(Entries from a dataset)
______

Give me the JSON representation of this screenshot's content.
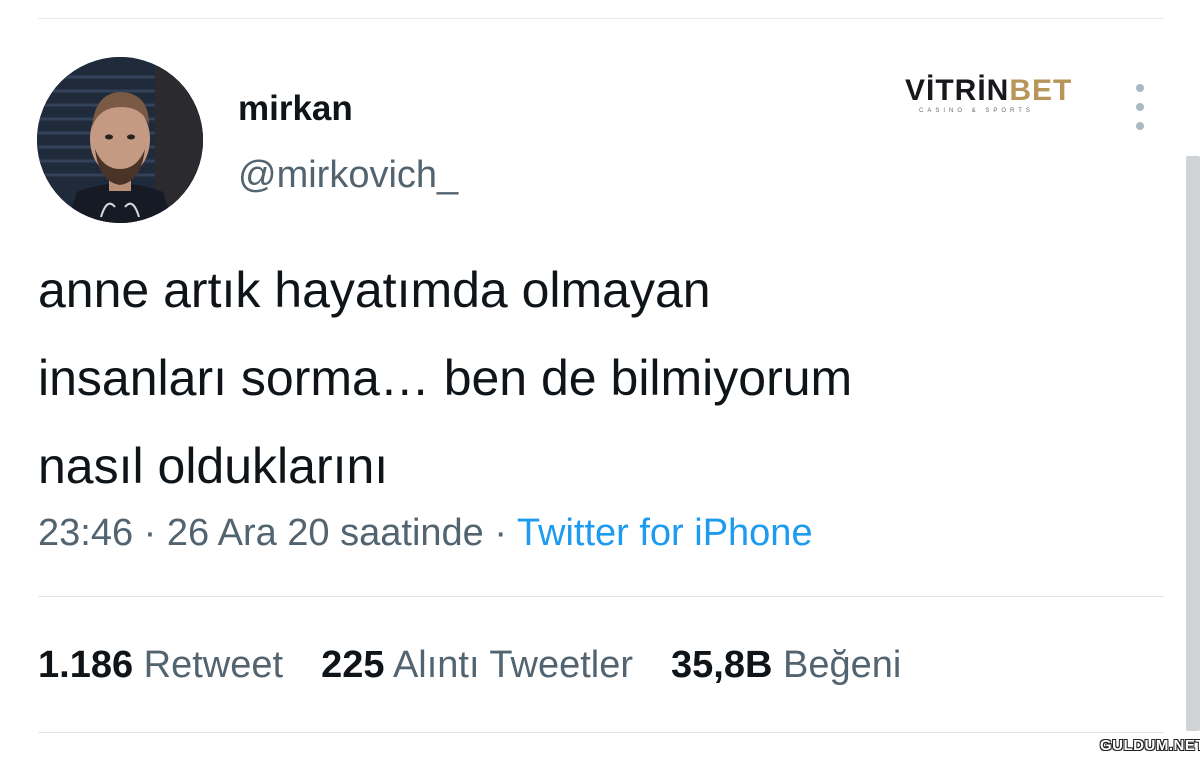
{
  "user": {
    "display_name": "mirkan",
    "handle": "@mirkovich_"
  },
  "watermark_logo": {
    "text_part1": "VİTRİN",
    "text_part2": "BET",
    "tagline": "CASINO & SPORTS"
  },
  "tweet": {
    "lines": [
      "anne artık hayatımda olmayan",
      "insanları sorma… ben de bilmiyorum",
      "nasıl olduklarını"
    ],
    "time": "23:46",
    "separator": " · ",
    "date": "26 Ara 20 saatinde",
    "source": "Twitter for iPhone"
  },
  "stats": [
    {
      "count": "1.186",
      "label": "Retweet"
    },
    {
      "count": "225",
      "label": "Alıntı Tweetler"
    },
    {
      "count": "35,8B",
      "label": "Beğeni"
    }
  ],
  "site_watermark": "GULDUM.NET",
  "colors": {
    "text_primary": "#0f1419",
    "text_secondary": "#536471",
    "link_blue": "#1d9bf0",
    "logo_gold": "#b89559"
  },
  "icons": {
    "more": "more-vertical-icon"
  }
}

______

* **PROBLEM TO SOLVE**:
Return the material exactly as given, apart from the pictures.

* **PROBLEM SOLUTION**:
Give me the JSON representation of this screenshot's content.
{
  "user": {
    "display_name": "mirkan",
    "handle": "@mirkovich_"
  },
  "watermark_logo": {
    "text_part1": "VİTRİN",
    "text_part2": "BET",
    "tagline": "CASINO & SPORTS"
  },
  "tweet": {
    "lines": [
      "anne artık hayatımda olmayan",
      "insanları sorma… ben de bilmiyorum",
      "nasıl olduklarını"
    ],
    "time": "23:46",
    "separator": " · ",
    "date": "26 Ara 20 saatinde",
    "source": "Twitter for iPhone"
  },
  "stats": [
    {
      "count": "1.186",
      "label": "Retweet"
    },
    {
      "count": "225",
      "label": "Alıntı Tweetler"
    },
    {
      "count": "35,8B",
      "label": "Beğeni"
    }
  ],
  "site_watermark": "GULDUM.NET",
  "colors": {
    "text_primary": "#0f1419",
    "text_secondary": "#536471",
    "link_blue": "#1d9bf0",
    "logo_gold": "#b89559"
  },
  "icons": {
    "more": "more-vertical-icon"
  }
}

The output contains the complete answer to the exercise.